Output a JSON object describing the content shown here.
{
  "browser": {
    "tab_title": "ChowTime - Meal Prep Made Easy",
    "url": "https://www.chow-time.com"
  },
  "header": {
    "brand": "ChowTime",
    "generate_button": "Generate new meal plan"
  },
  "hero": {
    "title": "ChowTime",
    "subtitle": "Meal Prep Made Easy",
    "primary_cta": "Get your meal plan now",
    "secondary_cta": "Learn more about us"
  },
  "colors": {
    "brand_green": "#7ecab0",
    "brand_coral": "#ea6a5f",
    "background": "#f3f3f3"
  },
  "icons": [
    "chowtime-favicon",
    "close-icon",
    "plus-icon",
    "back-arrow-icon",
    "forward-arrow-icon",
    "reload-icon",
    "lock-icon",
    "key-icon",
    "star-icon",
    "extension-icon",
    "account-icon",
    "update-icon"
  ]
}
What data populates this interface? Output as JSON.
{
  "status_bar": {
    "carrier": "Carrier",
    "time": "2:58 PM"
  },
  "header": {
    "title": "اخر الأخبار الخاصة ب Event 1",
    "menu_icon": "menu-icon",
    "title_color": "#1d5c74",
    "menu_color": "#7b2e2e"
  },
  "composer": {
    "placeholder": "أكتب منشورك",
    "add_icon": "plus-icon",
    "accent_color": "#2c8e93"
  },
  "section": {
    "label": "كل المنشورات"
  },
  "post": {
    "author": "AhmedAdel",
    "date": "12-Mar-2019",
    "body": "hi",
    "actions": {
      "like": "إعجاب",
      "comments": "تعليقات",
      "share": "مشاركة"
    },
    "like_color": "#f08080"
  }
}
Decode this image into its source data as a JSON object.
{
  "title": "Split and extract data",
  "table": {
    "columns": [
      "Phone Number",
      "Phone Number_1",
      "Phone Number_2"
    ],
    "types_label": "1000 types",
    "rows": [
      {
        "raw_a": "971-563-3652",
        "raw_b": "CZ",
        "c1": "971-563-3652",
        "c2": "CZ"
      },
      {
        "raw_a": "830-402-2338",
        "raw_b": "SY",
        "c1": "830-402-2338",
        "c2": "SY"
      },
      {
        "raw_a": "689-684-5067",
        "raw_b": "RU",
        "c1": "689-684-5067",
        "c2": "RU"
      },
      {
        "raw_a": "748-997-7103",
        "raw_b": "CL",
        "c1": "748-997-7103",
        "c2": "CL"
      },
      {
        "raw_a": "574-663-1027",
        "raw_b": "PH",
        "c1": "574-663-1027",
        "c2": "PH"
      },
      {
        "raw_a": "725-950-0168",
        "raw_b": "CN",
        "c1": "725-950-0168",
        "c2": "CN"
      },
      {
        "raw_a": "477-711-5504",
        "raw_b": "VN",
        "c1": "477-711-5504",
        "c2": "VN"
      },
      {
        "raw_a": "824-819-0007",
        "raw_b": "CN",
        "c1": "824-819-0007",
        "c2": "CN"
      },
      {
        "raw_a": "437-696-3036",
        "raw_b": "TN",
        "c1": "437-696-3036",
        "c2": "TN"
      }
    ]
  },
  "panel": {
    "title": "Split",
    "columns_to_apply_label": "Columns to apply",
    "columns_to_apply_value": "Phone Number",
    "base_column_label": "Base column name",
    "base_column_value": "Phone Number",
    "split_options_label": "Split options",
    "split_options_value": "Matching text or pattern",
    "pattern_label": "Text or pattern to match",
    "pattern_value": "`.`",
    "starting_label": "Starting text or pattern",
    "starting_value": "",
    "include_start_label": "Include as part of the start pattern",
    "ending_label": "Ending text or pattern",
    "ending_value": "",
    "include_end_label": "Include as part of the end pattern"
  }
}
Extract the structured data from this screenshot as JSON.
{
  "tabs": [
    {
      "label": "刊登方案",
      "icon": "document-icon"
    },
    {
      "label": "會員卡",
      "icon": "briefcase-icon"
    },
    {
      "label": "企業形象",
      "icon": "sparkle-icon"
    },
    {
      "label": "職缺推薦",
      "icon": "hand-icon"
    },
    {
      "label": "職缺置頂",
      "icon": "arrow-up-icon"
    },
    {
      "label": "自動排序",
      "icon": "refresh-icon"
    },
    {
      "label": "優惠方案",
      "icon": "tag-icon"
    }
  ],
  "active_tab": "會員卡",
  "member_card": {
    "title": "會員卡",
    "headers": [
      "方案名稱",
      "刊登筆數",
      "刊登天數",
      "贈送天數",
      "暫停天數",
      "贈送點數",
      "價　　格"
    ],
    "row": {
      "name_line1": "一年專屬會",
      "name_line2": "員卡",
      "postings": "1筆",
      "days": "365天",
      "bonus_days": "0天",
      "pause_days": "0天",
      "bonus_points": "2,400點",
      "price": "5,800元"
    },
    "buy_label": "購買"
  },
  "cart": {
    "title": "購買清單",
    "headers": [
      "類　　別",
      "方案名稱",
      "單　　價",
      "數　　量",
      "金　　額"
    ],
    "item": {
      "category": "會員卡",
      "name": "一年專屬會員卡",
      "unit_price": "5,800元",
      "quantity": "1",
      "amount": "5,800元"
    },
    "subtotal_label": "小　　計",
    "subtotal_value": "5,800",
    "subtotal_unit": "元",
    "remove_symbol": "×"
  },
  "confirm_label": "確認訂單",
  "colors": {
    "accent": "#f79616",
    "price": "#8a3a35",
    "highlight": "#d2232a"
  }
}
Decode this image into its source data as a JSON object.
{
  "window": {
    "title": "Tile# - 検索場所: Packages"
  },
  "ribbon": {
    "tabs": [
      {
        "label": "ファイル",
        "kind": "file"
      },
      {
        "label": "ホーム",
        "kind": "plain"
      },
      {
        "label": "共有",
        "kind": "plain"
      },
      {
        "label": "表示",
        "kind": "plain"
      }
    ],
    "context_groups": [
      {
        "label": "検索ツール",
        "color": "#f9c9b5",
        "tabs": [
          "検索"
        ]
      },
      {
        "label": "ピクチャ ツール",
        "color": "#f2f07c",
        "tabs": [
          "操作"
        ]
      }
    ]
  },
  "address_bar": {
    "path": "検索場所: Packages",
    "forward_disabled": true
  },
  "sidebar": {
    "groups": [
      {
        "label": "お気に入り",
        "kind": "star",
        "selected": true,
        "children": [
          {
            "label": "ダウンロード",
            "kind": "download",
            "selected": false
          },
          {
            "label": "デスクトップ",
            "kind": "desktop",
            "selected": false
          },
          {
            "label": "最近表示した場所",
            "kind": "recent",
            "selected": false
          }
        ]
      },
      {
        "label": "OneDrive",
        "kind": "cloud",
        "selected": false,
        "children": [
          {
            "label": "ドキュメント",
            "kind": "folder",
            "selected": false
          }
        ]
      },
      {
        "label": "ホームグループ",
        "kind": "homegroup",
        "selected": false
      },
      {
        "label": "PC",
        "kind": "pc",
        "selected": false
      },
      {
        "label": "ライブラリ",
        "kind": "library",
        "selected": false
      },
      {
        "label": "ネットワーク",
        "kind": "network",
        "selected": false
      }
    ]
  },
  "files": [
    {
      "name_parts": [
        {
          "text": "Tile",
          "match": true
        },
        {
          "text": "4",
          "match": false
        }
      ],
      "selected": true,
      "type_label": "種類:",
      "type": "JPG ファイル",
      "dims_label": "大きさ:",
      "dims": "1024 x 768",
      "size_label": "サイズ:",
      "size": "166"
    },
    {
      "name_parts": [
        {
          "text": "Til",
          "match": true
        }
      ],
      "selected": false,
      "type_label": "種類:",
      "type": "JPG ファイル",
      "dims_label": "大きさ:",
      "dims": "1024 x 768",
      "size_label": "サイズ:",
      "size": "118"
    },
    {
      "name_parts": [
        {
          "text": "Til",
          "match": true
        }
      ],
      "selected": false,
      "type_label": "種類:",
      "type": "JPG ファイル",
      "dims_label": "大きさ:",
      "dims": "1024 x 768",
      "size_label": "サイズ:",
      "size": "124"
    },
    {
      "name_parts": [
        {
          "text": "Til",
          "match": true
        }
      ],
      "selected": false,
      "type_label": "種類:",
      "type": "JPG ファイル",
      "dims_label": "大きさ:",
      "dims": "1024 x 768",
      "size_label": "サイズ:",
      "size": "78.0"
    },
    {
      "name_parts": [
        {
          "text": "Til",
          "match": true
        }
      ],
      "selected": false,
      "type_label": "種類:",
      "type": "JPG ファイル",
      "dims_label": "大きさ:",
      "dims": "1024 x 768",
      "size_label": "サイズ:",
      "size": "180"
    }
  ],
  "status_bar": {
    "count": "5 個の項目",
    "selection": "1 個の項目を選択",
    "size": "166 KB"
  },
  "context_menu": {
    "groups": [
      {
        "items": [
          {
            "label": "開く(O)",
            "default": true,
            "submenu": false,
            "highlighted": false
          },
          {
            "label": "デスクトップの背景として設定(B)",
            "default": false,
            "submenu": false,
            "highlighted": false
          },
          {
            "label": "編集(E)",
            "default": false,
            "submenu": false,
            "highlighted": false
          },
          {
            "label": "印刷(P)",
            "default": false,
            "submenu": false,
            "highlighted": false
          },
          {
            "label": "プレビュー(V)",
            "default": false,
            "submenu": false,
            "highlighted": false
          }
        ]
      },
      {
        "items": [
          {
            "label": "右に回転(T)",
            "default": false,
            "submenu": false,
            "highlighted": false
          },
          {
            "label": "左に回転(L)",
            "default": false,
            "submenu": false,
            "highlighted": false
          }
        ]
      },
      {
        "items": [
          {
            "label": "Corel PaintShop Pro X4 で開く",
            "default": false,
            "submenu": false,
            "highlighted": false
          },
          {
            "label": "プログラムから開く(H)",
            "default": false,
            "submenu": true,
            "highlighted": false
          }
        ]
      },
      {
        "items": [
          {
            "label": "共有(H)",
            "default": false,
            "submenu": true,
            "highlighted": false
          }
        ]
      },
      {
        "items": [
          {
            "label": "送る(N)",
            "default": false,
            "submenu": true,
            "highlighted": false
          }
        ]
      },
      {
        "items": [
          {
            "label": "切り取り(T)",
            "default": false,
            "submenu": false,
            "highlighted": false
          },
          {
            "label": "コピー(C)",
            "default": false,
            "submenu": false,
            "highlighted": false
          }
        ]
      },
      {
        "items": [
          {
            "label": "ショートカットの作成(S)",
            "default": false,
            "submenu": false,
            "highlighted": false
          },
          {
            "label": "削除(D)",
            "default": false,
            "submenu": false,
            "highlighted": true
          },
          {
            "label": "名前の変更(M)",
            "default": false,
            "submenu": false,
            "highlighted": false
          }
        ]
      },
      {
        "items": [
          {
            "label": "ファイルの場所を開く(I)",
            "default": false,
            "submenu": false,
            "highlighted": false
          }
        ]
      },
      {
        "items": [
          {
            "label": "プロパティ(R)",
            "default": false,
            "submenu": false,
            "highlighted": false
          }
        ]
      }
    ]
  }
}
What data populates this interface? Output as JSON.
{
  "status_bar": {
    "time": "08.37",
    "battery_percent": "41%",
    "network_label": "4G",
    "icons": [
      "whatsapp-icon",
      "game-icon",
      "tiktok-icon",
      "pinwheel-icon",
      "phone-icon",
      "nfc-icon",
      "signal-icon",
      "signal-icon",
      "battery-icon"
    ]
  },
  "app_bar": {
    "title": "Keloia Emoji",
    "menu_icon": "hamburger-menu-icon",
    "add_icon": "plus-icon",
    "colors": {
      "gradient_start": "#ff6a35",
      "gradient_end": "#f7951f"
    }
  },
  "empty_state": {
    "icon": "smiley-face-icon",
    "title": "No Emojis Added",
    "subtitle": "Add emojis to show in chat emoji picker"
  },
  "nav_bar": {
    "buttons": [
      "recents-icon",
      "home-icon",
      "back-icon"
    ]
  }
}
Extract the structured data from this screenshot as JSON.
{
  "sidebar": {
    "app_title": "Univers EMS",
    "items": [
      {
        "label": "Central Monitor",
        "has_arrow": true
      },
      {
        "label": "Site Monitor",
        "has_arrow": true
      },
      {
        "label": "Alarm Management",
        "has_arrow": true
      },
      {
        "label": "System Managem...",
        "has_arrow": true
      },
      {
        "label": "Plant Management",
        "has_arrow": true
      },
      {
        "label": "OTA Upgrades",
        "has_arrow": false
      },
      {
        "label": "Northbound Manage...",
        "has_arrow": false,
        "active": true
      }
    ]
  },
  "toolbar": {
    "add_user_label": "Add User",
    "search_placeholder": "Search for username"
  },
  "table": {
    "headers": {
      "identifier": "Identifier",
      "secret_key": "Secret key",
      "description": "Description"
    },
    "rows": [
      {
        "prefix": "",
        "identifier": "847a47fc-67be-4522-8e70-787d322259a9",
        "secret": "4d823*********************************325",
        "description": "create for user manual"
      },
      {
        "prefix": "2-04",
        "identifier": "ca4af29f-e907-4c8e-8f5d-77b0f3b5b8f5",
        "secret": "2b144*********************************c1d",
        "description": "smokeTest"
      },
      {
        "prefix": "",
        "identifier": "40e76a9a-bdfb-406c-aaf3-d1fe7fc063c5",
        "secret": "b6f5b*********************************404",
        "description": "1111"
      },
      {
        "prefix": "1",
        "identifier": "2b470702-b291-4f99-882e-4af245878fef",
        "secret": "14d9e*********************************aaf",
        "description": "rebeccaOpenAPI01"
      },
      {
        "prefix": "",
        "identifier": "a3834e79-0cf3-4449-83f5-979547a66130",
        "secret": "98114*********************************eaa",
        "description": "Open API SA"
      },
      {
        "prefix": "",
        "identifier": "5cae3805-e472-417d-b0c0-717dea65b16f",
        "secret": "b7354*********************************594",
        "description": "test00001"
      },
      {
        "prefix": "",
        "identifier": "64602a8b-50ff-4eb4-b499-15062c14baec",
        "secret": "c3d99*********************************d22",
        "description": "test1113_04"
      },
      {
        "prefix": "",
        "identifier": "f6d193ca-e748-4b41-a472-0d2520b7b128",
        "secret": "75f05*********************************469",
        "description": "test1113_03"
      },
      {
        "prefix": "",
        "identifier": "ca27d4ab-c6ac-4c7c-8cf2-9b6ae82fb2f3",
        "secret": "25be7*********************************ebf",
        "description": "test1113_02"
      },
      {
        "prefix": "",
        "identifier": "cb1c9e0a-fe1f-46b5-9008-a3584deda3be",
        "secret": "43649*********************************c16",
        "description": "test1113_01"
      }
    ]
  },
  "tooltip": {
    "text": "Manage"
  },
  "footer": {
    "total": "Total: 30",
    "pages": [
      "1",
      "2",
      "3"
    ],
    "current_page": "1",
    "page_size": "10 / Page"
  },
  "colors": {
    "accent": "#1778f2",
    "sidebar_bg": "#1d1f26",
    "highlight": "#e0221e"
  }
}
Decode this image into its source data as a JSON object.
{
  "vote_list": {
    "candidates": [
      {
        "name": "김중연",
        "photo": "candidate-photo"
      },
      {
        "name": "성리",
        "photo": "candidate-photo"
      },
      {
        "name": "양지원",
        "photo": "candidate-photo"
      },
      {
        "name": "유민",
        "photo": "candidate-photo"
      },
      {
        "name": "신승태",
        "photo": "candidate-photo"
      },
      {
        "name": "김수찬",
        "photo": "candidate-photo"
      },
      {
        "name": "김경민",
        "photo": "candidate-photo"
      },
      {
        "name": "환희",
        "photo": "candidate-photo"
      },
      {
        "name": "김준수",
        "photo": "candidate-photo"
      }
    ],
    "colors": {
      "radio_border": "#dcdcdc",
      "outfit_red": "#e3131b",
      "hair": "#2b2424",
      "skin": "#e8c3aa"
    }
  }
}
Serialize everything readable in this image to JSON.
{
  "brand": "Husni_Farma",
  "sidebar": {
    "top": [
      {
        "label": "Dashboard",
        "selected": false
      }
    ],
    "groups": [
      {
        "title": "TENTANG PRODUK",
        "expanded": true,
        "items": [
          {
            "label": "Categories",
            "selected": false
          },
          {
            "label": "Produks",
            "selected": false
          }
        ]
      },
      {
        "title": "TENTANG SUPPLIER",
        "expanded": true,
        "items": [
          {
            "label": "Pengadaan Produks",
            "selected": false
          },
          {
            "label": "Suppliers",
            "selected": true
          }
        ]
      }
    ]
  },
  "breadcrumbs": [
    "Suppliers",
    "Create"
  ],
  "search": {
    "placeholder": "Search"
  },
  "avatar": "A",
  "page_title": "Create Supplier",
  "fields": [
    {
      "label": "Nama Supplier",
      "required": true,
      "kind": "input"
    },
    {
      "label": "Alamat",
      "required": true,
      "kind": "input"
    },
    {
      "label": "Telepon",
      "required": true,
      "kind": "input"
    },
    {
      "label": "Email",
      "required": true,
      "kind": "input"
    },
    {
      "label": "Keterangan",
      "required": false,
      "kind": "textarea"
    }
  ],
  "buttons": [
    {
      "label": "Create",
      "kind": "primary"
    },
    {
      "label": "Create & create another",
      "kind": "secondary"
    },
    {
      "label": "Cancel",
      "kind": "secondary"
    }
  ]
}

_ _ _

GOAL
Examine the data above and state how many of its lines contain the word "Prep", with no further remarks.

FINISHED ANSWER
2